-- Begin Input --
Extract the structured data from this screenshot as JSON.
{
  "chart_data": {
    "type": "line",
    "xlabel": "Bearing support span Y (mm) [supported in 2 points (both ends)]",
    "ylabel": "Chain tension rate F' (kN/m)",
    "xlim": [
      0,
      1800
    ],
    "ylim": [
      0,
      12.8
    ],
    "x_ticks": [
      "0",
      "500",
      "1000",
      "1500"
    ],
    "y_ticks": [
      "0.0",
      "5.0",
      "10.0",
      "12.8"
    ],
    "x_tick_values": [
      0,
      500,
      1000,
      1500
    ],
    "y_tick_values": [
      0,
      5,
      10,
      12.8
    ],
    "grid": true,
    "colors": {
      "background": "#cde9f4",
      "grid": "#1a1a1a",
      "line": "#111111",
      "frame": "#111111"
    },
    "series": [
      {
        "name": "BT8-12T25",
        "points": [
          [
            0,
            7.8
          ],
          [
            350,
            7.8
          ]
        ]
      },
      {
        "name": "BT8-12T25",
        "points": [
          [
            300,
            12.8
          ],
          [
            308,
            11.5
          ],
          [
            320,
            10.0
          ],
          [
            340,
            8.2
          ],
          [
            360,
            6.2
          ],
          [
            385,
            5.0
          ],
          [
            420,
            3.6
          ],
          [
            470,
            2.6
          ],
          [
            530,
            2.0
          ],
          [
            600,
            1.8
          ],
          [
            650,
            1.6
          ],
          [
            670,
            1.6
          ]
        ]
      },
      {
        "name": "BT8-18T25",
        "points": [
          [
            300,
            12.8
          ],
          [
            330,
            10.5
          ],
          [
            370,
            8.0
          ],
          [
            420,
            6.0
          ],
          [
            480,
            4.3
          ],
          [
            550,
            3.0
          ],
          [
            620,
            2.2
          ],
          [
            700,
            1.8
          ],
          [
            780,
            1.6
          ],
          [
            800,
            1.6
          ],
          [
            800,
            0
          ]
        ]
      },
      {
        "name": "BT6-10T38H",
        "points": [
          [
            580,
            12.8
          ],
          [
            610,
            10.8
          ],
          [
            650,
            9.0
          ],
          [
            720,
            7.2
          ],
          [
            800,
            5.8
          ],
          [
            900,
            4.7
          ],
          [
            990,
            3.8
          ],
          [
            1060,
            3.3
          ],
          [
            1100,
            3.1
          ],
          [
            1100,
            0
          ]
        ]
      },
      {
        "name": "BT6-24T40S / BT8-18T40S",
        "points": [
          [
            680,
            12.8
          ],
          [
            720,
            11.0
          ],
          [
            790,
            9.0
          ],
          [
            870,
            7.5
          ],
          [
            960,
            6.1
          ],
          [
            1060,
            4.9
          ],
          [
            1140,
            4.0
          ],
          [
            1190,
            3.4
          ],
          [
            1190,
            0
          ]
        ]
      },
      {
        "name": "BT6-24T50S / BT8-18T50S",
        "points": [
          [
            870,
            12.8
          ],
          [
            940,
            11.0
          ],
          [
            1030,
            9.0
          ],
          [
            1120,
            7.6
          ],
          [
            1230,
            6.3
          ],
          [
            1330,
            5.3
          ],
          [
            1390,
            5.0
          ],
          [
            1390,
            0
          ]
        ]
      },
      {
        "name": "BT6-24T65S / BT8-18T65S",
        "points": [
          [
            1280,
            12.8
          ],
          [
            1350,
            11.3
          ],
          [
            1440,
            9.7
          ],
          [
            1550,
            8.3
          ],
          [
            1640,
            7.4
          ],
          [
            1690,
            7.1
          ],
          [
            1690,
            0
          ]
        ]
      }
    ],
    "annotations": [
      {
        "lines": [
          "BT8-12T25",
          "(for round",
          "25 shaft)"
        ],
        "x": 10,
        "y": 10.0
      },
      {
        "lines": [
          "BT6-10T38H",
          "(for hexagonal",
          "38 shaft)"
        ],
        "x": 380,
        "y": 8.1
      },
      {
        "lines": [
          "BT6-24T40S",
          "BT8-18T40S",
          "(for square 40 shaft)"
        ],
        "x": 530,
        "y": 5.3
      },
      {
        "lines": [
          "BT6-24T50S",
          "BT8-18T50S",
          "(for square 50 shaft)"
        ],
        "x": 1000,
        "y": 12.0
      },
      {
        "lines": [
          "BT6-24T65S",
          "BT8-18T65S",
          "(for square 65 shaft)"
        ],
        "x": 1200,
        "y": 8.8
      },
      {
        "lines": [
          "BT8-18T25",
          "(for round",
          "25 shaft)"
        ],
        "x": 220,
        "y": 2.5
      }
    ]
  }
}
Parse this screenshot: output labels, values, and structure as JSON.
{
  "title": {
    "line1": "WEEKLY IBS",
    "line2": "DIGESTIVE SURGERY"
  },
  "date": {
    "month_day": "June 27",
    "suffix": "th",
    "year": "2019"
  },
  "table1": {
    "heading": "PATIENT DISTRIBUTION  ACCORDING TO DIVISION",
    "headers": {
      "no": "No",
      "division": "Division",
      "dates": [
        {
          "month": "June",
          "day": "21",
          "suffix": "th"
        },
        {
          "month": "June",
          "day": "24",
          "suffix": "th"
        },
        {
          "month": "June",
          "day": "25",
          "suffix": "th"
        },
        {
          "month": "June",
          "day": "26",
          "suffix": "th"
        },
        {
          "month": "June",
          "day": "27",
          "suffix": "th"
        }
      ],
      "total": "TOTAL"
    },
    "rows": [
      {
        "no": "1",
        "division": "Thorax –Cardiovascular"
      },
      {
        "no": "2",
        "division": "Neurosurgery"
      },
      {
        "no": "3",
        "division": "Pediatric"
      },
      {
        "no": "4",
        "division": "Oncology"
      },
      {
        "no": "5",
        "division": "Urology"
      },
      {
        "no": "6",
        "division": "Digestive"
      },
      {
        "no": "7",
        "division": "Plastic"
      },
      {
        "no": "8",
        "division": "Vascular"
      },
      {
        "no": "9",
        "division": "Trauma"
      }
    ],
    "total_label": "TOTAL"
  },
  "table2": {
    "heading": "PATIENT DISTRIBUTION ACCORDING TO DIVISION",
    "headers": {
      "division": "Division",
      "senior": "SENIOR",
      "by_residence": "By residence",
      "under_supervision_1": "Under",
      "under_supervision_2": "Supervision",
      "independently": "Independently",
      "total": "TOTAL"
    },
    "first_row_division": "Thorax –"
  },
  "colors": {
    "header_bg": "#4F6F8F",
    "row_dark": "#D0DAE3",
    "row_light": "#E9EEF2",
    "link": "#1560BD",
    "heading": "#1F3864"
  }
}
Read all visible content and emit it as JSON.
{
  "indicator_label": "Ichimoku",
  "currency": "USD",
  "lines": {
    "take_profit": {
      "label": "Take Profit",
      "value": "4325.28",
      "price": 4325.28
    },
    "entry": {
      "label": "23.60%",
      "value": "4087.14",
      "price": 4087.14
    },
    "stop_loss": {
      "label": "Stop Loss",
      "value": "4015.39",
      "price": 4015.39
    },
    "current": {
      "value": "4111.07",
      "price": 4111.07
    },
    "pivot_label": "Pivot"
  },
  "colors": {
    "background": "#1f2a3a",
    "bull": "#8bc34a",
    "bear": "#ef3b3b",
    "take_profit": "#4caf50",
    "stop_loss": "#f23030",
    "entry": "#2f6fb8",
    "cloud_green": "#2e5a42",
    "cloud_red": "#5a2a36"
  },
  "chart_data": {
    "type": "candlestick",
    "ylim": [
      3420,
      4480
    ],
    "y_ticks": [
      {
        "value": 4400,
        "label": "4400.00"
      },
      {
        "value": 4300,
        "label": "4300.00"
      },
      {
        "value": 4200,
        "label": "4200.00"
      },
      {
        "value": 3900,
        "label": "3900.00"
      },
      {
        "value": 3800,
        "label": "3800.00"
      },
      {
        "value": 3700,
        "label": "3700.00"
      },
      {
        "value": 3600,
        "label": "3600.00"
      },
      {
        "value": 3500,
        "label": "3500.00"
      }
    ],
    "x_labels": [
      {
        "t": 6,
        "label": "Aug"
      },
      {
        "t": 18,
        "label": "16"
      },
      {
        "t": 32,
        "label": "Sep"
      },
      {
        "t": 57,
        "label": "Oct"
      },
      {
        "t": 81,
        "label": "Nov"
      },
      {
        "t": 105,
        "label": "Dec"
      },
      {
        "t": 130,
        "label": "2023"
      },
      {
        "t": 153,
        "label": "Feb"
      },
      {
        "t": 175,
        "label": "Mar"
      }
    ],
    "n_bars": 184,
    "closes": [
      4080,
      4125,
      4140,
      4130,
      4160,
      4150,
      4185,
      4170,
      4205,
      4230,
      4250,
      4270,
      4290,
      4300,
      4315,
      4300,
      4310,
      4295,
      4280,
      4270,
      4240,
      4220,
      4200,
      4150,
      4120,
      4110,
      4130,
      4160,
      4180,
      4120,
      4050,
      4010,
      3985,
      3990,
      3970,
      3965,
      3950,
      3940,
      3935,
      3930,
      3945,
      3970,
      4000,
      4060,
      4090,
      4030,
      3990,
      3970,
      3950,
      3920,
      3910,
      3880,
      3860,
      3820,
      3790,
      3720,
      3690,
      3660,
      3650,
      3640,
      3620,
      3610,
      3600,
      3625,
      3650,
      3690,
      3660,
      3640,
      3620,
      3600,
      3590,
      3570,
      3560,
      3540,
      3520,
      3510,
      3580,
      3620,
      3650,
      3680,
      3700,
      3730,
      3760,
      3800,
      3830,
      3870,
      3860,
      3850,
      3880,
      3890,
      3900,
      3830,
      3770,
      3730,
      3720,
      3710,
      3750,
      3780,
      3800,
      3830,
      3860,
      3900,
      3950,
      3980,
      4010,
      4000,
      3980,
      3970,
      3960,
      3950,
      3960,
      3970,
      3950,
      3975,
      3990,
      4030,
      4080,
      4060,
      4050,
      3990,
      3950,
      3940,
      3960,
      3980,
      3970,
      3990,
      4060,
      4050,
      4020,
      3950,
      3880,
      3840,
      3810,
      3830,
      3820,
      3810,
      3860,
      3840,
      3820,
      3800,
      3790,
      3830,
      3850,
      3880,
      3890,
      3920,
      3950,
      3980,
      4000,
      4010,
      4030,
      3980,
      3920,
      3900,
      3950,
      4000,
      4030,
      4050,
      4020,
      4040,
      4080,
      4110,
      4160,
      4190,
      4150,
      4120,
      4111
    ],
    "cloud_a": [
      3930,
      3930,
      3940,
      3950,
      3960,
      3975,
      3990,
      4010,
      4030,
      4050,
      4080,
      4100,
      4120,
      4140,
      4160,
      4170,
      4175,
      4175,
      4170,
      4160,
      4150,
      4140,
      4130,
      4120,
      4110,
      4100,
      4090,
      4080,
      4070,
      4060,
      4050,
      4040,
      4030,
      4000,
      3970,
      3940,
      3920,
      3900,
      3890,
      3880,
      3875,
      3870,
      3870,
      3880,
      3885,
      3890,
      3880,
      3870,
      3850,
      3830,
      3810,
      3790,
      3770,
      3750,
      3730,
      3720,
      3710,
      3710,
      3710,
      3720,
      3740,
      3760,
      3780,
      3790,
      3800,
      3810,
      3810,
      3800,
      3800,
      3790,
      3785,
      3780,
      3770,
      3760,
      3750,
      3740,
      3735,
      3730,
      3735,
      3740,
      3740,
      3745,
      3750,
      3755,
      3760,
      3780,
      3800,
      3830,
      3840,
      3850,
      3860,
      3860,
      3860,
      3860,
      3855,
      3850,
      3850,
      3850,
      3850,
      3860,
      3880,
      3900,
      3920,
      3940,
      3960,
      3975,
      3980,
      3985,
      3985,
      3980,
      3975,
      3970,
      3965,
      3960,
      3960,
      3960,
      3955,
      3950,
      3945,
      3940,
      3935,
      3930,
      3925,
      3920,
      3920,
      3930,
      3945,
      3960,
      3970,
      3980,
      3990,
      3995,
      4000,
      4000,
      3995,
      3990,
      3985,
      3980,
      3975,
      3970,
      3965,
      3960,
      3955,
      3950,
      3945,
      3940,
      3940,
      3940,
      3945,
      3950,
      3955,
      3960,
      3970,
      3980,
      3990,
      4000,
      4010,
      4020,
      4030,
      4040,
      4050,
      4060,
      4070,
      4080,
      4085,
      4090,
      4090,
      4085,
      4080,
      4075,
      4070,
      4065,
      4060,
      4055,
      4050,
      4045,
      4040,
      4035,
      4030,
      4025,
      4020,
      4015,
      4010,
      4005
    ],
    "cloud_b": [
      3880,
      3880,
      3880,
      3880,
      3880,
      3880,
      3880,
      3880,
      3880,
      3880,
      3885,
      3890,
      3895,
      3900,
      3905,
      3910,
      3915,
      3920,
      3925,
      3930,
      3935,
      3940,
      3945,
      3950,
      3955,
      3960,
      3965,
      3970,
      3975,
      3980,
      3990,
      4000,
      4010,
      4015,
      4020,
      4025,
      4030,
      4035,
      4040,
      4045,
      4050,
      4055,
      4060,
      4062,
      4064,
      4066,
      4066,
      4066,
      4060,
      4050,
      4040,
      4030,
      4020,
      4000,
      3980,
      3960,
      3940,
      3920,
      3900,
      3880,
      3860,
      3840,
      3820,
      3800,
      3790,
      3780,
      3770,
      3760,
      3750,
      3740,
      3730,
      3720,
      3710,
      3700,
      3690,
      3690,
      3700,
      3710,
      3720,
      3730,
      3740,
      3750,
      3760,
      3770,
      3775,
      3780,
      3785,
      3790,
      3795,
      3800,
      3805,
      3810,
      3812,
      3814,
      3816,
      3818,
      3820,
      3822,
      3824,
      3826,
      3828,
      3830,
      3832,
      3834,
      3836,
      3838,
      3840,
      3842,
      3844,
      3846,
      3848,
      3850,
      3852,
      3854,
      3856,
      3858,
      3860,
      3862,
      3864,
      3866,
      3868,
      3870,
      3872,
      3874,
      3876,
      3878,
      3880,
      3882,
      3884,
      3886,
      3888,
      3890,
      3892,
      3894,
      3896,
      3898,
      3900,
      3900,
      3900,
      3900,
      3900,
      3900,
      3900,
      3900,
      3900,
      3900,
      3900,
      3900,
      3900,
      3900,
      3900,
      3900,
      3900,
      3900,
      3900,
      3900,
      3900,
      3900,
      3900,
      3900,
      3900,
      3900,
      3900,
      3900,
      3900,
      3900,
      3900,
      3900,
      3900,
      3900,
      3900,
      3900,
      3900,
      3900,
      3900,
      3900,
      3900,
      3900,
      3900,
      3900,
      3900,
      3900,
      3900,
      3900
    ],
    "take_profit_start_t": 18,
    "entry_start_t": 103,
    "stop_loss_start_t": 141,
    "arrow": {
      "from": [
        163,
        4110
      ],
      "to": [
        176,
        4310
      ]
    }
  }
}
-- End Input --
Exercise. Find each line with the string "shaft" and copy it out.

Finished answer.
          "25 shaft)"
          "38 shaft)"
          "(for square 40 shaft)"
          "(for square 50 shaft)"
          "(for square 65 shaft)"
          "25 shaft)"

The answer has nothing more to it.